___ AUSZUG ___
Es stellt sich die Frage, wie es zu solchen Missverständnissen kommen kann, zumal sie paradoxerweise gerade vor dem Hintergrund eines pädagogischen Wissens zu entstehen scheinen. Das, was ich mir redlich erworben habe, wird zum Hemmnis – wie kann das sein?

Ich muss hierbei an das Märchen von »Hans im Glück« denken, der an seinem über lange Jahre erarbeiteten Lohn in Form eines großen Goldklumpens je länger, desto schwerer zu tragen hat. Das Gold, das ihm überaus wertvoll war, behindert ihn auf seinem Weg. Hans behilft sich, indem er den Goldklumpen gegen etwas anderes tauscht, was er dann wiederum eintauscht, und so weiter und so fort. Hans bewältigt also seinen Weg, indem er sich nicht an das Erworbene klammert, obwohl jeder Tausch, den er eingeht, von außen betrachtet ein Verlustgeschäft ist. Er verwandelt es stattdessen je nach Situation oder dem, was ihm begegnet – so könnte man seine Tauschgeschäfte ja auch auffassen. Zu guter Letzt fällt ihm der Schleifstein, in dessen Gestalt sein Gold inzwischen daherkommt, in einen Brunnen, der im Märchen stets eine besondere Rolle spielt. Das mag bedeuten, dass Hans sich sein Erworbenes, das ja äußerlich immer weniger wurde, nun im tiefsten Innern gänzlich anverwandelt hat. Und dann gelangt er »leichten Schrittes«, wie es im Märchen heißt, an sein Ziel, nach Hause.
___ DATENAUSZUG ___
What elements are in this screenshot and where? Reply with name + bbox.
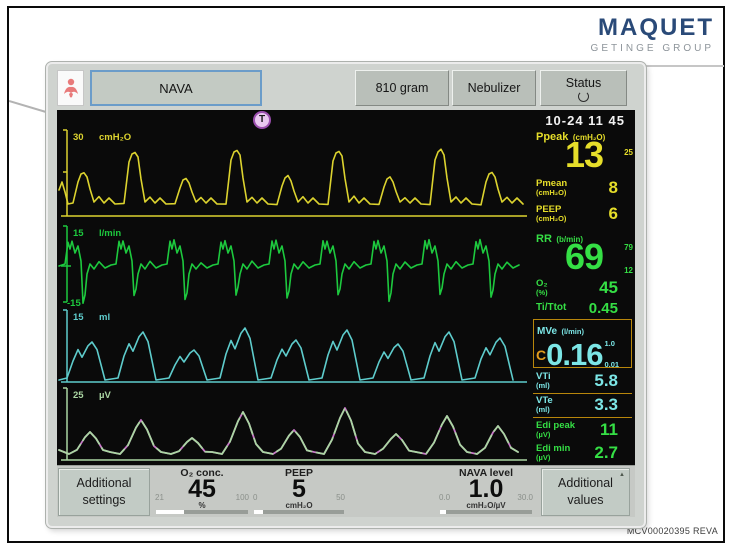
___
* **AUFGABEN**:
1/ Fassen Sie den Auszug über »Hans im Glück« in zwei Sätzen zusammen.
2/ Prüfen Sie anhand des Auszugs über »Hans im Glück«, ob die folgenden Aussagen zutreffen: (a) Hans behält den Goldklumpen bis zum Ende seines Weges. (b) Von außen betrachtet ist jeder Tausch, den Hans eingeht, ein Verlustgeschäft. (c) Am Schluss fällt Hans der Schleifstein in einen Brunnen.
3/ Knüpfen Sie an das Ende des Auszugs über »Hans im Glück« an und schreiben Sie ihn weiter.
Die Daten sind hierfür ohne Belang.

* **ANTWORTEN**:
1/ Der Auszug fragt, wie Missverständnisse gerade vor dem Hintergrund pädagogischen Wissens entstehen können und das redlich Erworbene zum Hemmnis wird. Dazu zieht er das Märchen »Hans im Glück« heran, in dem Hans seinen immer schwerer werdenden Goldklumpen wiederholt eintauscht, bis ihm der Schleifstein in einen Brunnen fällt und er »leichten Schrittes« nach Hause gelangt.

2/
(a) Nein: „Hans behilft sich, indem er den Goldklumpen gegen etwas anderes tauscht“
(b) Ja: „obwohl jeder Tausch, den er eingeht, von außen betrachtet ein Verlustgeschäft ist“
(c) Ja: „Zu guter Letzt fällt ihm der Schleifstein, in dessen Gestalt sein Gold inzwischen daherkommt, in einen Brunnen“

3/
Im Werden bleiben

Dafür, dass pädagogisches Wissen nicht zum Hemmnis wird, mag also entscheidend sein, ob man es sich im Austausch mit der Wirklichkeit immer wieder anders aneignen, vertiefen und verinnerlichen kann oder ob man daran äußerlich und unverwandt, gar unwandelbar festhält. Mir kommt in diesem Zusammenhang ein Text von Martin Luther in den Sinn, der lautet: »Das Leben ist nicht ein Frommsein, sondern ein Frommwerden; nicht eine Gesundheit, sondern ein Gesundwerden; nicht ein Sein, sondern ein Werden …«

Will sagen: Wir sind auf dem Weg und noch nicht am Ziel. Oder vielleicht auch: Wir sollen uns als Werdende verstehen und nicht annehmen, wir »hätten’s schon ergriffen«, wie Paulus es formulierte. Von einer überaus erfahrenen Waldorfkindergärtnerin habe ich einmal den Satz gehört: »Die Waldorfpädagogik steht noch ganz am Anfang« – eine im ersten Moment geradezu irritierende Aussage angesichts der bald 100-jährigen Erfolgsgeschichte der Waldorfschulbewegung. Reichle bestätigt, dass es jedenfalls noch Spielraum gibt, wenn er feststellt: »Die Schüler der Kinder- und Jugendpsychiatrie konfrontieren uns mit dem noch nicht Erreichten.«

Kinder sind Werdende; in ihnen kommt die Zukunft auf uns zu. Wissen aber ist Gewordenes und entstammt insofern der Vergangenheit. Unter diesem Aspekt lässt sich noch einmal auf die Geschichte des Hans zurückgreifen: Der Weg, den er zurücklegen muss, korreliert ja mit dem Fortschreiten der Zeit. Auf dem Weg voranzukommen, mag also dafür stehen, jeweils auf der Höhe der Zeit zu sein. Das heißt, man müsste in Bewegung bleiben und sein Wissen immer wieder verwandeln und vertiefen, um mit den Kindern jeweils Schritt halten und ihnen gerecht werden zu können. Wenn man sich stattdessen auf das Erworbene zurückzieht, sozusagen auf seinem Stand bleibt, muss geradezu eine Diskrepanz, ein Missverhältnis entstehen, dem die besagten Missverständnisse entspringen mögen.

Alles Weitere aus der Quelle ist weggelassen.